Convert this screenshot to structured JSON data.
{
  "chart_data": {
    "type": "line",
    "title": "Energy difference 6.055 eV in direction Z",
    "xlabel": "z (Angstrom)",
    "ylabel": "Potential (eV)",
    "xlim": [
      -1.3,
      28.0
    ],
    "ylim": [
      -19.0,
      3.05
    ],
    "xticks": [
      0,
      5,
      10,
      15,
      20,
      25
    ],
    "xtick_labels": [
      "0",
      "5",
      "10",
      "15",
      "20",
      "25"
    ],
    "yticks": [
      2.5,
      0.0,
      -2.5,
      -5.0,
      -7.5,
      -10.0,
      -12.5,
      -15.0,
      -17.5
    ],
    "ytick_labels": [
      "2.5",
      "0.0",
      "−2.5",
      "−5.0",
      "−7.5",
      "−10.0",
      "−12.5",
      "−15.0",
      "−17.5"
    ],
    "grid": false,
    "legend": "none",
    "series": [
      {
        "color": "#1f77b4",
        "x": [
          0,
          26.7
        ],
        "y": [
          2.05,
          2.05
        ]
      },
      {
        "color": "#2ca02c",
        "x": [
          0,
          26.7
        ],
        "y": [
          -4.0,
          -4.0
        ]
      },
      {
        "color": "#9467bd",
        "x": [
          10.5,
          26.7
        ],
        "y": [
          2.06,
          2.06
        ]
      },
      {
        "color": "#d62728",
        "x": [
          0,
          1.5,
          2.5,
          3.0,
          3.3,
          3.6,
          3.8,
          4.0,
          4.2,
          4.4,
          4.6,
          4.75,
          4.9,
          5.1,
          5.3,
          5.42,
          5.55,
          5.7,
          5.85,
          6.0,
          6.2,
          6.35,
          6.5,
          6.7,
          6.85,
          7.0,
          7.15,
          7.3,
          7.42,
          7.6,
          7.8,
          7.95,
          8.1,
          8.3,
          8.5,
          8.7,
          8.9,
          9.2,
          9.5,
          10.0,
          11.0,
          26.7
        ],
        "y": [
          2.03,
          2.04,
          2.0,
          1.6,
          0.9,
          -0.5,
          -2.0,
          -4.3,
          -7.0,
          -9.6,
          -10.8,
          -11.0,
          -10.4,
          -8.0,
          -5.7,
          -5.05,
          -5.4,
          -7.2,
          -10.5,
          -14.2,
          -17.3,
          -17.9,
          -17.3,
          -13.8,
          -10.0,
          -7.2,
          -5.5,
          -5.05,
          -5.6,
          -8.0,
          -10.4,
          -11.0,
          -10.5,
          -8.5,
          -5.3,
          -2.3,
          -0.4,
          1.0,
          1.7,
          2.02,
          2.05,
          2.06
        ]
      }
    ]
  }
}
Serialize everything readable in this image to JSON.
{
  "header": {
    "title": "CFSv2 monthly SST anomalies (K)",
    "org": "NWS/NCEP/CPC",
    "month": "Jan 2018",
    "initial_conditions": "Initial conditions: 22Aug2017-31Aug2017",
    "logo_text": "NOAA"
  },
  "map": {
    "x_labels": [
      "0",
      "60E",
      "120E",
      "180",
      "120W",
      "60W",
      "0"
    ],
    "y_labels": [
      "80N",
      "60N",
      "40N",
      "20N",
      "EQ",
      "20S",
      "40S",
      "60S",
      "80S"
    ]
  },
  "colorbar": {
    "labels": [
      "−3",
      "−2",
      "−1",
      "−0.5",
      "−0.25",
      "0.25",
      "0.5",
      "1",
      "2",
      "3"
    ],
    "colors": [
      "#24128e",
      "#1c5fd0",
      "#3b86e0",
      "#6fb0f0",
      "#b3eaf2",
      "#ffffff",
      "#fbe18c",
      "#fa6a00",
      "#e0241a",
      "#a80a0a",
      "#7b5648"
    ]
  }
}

********************

Directions: Report how many lines of the listing hold the string "this", giving only the number.

Exercise result: 2